## Task to carry out
Check each line of the records below and collect those that include the word "тіла".

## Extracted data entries

^^^^^^^^^^^^^^^^

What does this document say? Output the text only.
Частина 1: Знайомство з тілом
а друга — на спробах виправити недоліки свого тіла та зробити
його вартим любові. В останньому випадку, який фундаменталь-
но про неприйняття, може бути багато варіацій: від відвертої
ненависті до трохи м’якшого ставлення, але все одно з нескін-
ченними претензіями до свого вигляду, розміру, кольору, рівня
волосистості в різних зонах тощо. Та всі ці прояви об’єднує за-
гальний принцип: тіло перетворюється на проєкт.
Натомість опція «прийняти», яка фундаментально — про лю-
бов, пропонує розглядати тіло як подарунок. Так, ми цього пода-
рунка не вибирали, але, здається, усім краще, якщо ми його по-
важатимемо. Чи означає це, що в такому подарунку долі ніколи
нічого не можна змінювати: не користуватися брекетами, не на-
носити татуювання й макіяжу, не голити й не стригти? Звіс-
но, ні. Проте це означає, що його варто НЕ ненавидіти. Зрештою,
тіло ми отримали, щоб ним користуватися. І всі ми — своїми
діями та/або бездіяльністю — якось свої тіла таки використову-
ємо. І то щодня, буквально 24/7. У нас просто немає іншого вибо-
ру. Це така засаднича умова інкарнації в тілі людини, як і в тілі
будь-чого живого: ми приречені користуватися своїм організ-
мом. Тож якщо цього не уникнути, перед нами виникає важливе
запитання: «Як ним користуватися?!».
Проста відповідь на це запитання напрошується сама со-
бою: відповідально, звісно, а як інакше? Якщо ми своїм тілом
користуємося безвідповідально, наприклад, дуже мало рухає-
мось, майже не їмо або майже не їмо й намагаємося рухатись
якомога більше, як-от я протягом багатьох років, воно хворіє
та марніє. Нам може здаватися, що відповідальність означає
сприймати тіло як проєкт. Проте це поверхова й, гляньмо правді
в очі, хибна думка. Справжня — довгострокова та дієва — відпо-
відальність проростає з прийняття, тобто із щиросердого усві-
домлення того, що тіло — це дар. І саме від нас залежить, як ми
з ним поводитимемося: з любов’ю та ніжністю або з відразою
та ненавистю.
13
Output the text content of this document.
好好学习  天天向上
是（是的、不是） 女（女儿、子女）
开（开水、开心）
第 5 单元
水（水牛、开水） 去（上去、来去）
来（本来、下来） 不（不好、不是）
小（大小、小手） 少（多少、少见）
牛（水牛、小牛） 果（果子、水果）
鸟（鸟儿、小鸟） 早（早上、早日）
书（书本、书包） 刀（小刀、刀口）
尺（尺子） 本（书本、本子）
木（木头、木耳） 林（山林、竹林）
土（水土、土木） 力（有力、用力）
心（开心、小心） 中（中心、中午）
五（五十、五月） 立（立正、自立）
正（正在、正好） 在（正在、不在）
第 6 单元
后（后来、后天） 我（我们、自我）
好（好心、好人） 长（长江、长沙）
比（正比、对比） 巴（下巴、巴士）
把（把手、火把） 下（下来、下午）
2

^^^^^^^^^^^^^^^^

## Correct result
а друга — на спробах виправити недоліки свого тіла та зробити
діями та/або бездіяльністю — якось свої тіла таки використову-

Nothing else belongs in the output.